#### [Written exercise]
In the entries below, find every line holding the string "шымылдық" and collect it.

#### [Extracted records]
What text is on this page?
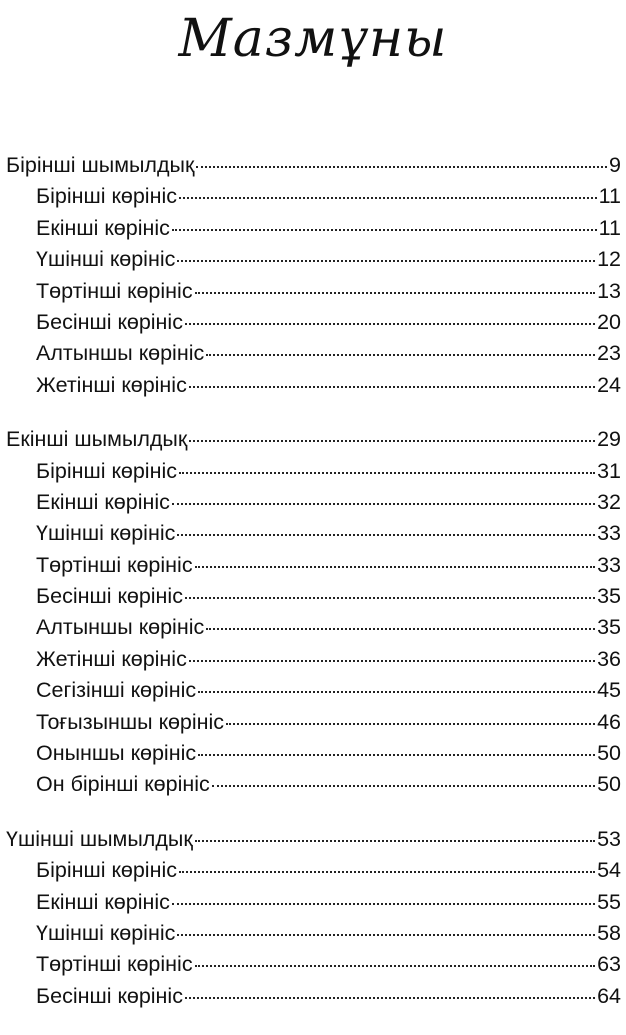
Мазмұны
Бірінші шымылдық	9
Бірінші көрініс	11
Екінші көрініс	11
Үшінші көрініс	12
Төртінші көрініс	13
Бесінші көрініс	20
Алтыншы көрініс	23
Жетінші көрініс	24
Екінші шымылдық	29
Бірінші көрініс	31
Екінші көрініс	32
Үшінші көрініс	33
Төртінші көрініс	33
Бесінші көрініс	35
Алтыншы көрініс	35
Жетінші көрініс	36
Сегізінші көрініс	45
Тоғызыншы көрініс	46
Оныншы көрініс	50
Он бірінші көрініс	50
Үшінші шымылдық	53
Бірінші көрініс	54
Екінші көрініс	55
Үшінші көрініс	58
Төртінші көрініс	63
Бесінші көрініс	64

#### [Result of the task]
Бірінші шымылдық	9
Екінші шымылдық	29
Үшінші шымылдық	53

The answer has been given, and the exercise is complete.